- **PROVIDED MATERIAL**
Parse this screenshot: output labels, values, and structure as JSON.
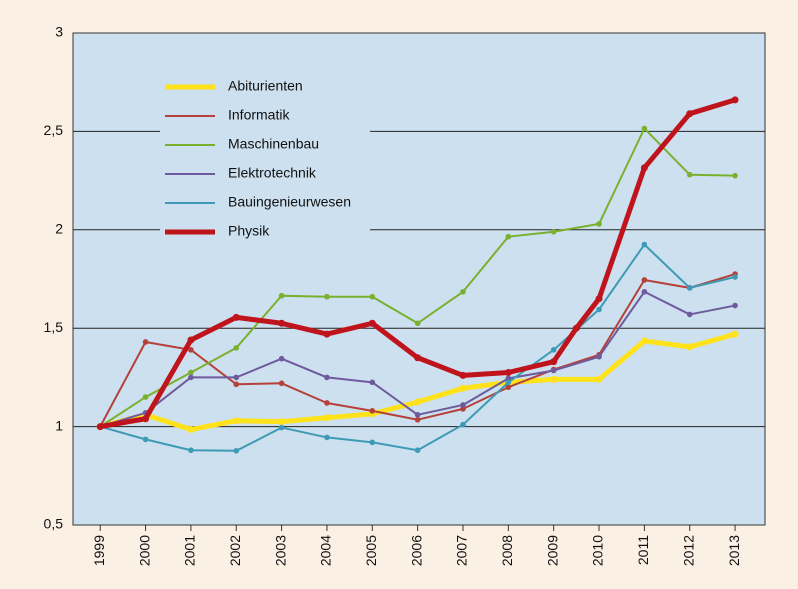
{
  "chart_data": {
    "type": "line",
    "x": [
      1999,
      2000,
      2001,
      2002,
      2003,
      2004,
      2005,
      2006,
      2007,
      2008,
      2009,
      2010,
      2011,
      2012,
      2013
    ],
    "xlim": [
      1998.4,
      2013.66
    ],
    "xticks": [
      1999,
      2000,
      2001,
      2002,
      2003,
      2004,
      2005,
      2006,
      2007,
      2008,
      2009,
      2010,
      2011,
      2012,
      2013
    ],
    "ylim": [
      0.5,
      3
    ],
    "yticks": [
      {
        "value": 0.5,
        "label": "0,5"
      },
      1,
      {
        "value": 1.5,
        "label": "1,5"
      },
      2,
      {
        "value": 2.5,
        "label": "2,5"
      },
      3
    ],
    "grid": true,
    "legend": "upper left",
    "series": [
      {
        "name": "Abiturienten",
        "color": "#ffe21a",
        "values": [
          1,
          1.06,
          0.985,
          1.03,
          1.025,
          1.045,
          1.065,
          1.125,
          1.195,
          1.225,
          1.24,
          1.24,
          1.435,
          1.405,
          1.47
        ]
      },
      {
        "name": "Informatik",
        "color": "#b5413a",
        "values": [
          1,
          1.43,
          1.39,
          1.215,
          1.22,
          1.12,
          1.08,
          1.035,
          1.09,
          1.2,
          1.29,
          1.365,
          1.745,
          1.705,
          1.775
        ]
      },
      {
        "name": "Maschinenbau",
        "color": "#79b12e",
        "values": [
          1,
          1.15,
          1.275,
          1.4,
          1.665,
          1.66,
          1.66,
          1.525,
          1.685,
          1.965,
          1.99,
          2.03,
          2.515,
          2.28,
          2.275
        ]
      },
      {
        "name": "Elektrotechnik",
        "color": "#6e5a9c",
        "values": [
          1,
          1.07,
          1.25,
          1.25,
          1.345,
          1.25,
          1.225,
          1.06,
          1.11,
          1.245,
          1.285,
          1.355,
          1.685,
          1.57,
          1.615
        ]
      },
      {
        "name": "Bauingenieurwesen",
        "color": "#3f9bb5",
        "values": [
          1,
          0.935,
          0.88,
          0.877,
          0.995,
          0.945,
          0.92,
          0.88,
          1.01,
          1.225,
          1.39,
          1.595,
          1.925,
          1.705,
          1.76
        ]
      },
      {
        "name": "Physik",
        "color": "#c0141c",
        "x": [
          1999,
          2000,
          2001,
          2002,
          2003,
          2004,
          2005,
          2006,
          2007,
          2008,
          2009,
          2009.5,
          2010,
          2011,
          2012,
          2013
        ],
        "values": [
          1,
          1.04,
          1.44,
          1.555,
          1.525,
          1.47,
          1.525,
          1.35,
          1.26,
          1.275,
          1.33,
          1.5,
          1.65,
          2.315,
          2.59,
          2.66
        ]
      }
    ]
  }
}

- **TASK BRIEF**
Find all lines where the word "name" appears. Copy them.

- **TASK RESULT**
        "name": "Abiturienten",
        "name": "Informatik",
        "name": "Maschinenbau",
        "name": "Elektrotechnik",
        "name": "Bauingenieurwesen",
        "name": "Physik",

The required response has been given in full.